"""

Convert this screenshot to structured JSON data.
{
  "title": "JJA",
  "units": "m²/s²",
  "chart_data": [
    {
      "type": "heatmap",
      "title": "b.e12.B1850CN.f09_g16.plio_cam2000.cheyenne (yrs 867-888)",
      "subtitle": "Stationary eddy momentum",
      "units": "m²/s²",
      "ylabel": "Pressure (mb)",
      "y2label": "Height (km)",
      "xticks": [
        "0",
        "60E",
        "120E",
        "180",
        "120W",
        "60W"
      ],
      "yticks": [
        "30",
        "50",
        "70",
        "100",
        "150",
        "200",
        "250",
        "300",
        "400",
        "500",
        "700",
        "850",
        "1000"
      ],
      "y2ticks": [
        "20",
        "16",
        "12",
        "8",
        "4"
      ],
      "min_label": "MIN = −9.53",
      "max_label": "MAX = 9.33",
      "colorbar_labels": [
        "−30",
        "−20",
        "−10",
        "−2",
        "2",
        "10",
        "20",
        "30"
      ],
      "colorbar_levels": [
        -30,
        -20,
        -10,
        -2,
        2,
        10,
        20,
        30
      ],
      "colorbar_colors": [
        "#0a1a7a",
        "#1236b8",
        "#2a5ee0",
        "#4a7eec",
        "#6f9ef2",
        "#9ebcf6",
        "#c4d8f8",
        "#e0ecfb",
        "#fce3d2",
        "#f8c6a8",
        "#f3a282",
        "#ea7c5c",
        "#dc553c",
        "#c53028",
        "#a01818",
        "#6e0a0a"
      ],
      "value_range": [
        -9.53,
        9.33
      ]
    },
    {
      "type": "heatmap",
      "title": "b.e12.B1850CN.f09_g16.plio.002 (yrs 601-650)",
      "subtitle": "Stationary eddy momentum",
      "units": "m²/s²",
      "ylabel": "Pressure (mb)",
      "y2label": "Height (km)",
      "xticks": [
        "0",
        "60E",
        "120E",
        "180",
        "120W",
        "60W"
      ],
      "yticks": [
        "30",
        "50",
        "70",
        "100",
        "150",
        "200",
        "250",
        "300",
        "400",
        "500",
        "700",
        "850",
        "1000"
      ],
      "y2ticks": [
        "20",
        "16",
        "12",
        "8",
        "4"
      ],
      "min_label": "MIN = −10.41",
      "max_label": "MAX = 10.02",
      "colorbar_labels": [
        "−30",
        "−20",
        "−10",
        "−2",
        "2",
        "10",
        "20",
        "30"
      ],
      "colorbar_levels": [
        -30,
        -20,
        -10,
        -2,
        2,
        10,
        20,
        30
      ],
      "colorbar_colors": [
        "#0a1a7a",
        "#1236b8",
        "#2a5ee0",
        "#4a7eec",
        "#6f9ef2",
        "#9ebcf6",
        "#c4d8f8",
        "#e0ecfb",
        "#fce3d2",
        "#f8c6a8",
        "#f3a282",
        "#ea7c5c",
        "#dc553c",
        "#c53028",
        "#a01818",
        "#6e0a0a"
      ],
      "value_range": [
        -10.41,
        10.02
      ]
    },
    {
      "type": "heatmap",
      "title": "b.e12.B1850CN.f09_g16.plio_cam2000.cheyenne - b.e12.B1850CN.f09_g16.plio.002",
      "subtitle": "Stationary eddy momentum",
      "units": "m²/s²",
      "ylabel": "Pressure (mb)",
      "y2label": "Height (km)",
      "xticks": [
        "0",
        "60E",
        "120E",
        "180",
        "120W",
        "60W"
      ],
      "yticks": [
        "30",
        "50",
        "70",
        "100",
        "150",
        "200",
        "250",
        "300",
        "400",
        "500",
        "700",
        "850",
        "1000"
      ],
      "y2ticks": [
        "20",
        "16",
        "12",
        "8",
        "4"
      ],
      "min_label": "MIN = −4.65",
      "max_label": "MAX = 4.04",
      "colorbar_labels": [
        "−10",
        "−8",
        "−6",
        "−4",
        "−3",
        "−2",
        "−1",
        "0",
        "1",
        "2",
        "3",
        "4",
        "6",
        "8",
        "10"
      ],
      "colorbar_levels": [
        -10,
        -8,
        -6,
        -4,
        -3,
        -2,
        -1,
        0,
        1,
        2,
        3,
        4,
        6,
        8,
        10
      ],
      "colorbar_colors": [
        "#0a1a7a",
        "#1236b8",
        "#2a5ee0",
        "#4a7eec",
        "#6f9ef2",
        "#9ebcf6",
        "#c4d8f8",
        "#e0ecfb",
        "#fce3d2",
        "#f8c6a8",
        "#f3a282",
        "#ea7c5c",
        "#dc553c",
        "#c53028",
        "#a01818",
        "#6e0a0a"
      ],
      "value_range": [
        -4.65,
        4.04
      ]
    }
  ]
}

"""

Set exercise –
Copy down the material exactly as written.

Worked solution –
Convert this screenshot to structured JSON data.
{
  "title": "JJA",
  "units": "m²/s²",
  "chart_data": [
    {
      "type": "heatmap",
      "title": "b.e12.B1850CN.f09_g16.plio_cam2000.cheyenne (yrs 867-888)",
      "subtitle": "Stationary eddy momentum",
      "units": "m²/s²",
      "ylabel": "Pressure (mb)",
      "y2label": "Height (km)",
      "xticks": [
        "0",
        "60E",
        "120E",
        "180",
        "120W",
        "60W"
      ],
      "yticks": [
        "30",
        "50",
        "70",
        "100",
        "150",
        "200",
        "250",
        "300",
        "400",
        "500",
        "700",
        "850",
        "1000"
      ],
      "y2ticks": [
        "20",
        "16",
        "12",
        "8",
        "4"
      ],
      "min_label": "MIN = −9.53",
      "max_label": "MAX = 9.33",
      "colorbar_labels": [
        "−30",
        "−20",
        "−10",
        "−2",
        "2",
        "10",
        "20",
        "30"
      ],
      "colorbar_levels": [
        -30,
        -20,
        -10,
        -2,
        2,
        10,
        20,
        30
      ],
      "colorbar_colors": [
        "#0a1a7a",
        "#1236b8",
        "#2a5ee0",
        "#4a7eec",
        "#6f9ef2",
        "#9ebcf6",
        "#c4d8f8",
        "#e0ecfb",
        "#fce3d2",
        "#f8c6a8",
        "#f3a282",
        "#ea7c5c",
        "#dc553c",
        "#c53028",
        "#a01818",
        "#6e0a0a"
      ],
      "value_range": [
        -9.53,
        9.33
      ]
    },
    {
      "type": "heatmap",
      "title": "b.e12.B1850CN.f09_g16.plio.002 (yrs 601-650)",
      "subtitle": "Stationary eddy momentum",
      "units": "m²/s²",
      "ylabel": "Pressure (mb)",
      "y2label": "Height (km)",
      "xticks": [
        "0",
        "60E",
        "120E",
        "180",
        "120W",
        "60W"
      ],
      "yticks": [
        "30",
        "50",
        "70",
        "100",
        "150",
        "200",
        "250",
        "300",
        "400",
        "500",
        "700",
        "850",
        "1000"
      ],
      "y2ticks": [
        "20",
        "16",
        "12",
        "8",
        "4"
      ],
      "min_label": "MIN = −10.41",
      "max_label": "MAX = 10.02",
      "colorbar_labels": [
        "−30",
        "−20",
        "−10",
        "−2",
        "2",
        "10",
        "20",
        "30"
      ],
      "colorbar_levels": [
        -30,
        -20,
        -10,
        -2,
        2,
        10,
        20,
        30
      ],
      "colorbar_colors": [
        "#0a1a7a",
        "#1236b8",
        "#2a5ee0",
        "#4a7eec",
        "#6f9ef2",
        "#9ebcf6",
        "#c4d8f8",
        "#e0ecfb",
        "#fce3d2",
        "#f8c6a8",
        "#f3a282",
        "#ea7c5c",
        "#dc553c",
        "#c53028",
        "#a01818",
        "#6e0a0a"
      ],
      "value_range": [
        -10.41,
        10.02
      ]
    },
    {
      "type": "heatmap",
      "title": "b.e12.B1850CN.f09_g16.plio_cam2000.cheyenne - b.e12.B1850CN.f09_g16.plio.002",
      "subtitle": "Stationary eddy momentum",
      "units": "m²/s²",
      "ylabel": "Pressure (mb)",
      "y2label": "Height (km)",
      "xticks": [
        "0",
        "60E",
        "120E",
        "180",
        "120W",
        "60W"
      ],
      "yticks": [
        "30",
        "50",
        "70",
        "100",
        "150",
        "200",
        "250",
        "300",
        "400",
        "500",
        "700",
        "850",
        "1000"
      ],
      "y2ticks": [
        "20",
        "16",
        "12",
        "8",
        "4"
      ],
      "min_label": "MIN = −4.65",
      "max_label": "MAX = 4.04",
      "colorbar_labels": [
        "−10",
        "−8",
        "−6",
        "−4",
        "−3",
        "−2",
        "−1",
        "0",
        "1",
        "2",
        "3",
        "4",
        "6",
        "8",
        "10"
      ],
      "colorbar_levels": [
        -10,
        -8,
        -6,
        -4,
        -3,
        -2,
        -1,
        0,
        1,
        2,
        3,
        4,
        6,
        8,
        10
      ],
      "colorbar_colors": [
        "#0a1a7a",
        "#1236b8",
        "#2a5ee0",
        "#4a7eec",
        "#6f9ef2",
        "#9ebcf6",
        "#c4d8f8",
        "#e0ecfb",
        "#fce3d2",
        "#f8c6a8",
        "#f3a282",
        "#ea7c5c",
        "#dc553c",
        "#c53028",
        "#a01818",
        "#6e0a0a"
      ],
      "value_range": [
        -4.65,
        4.04
      ]
    }
  ]
}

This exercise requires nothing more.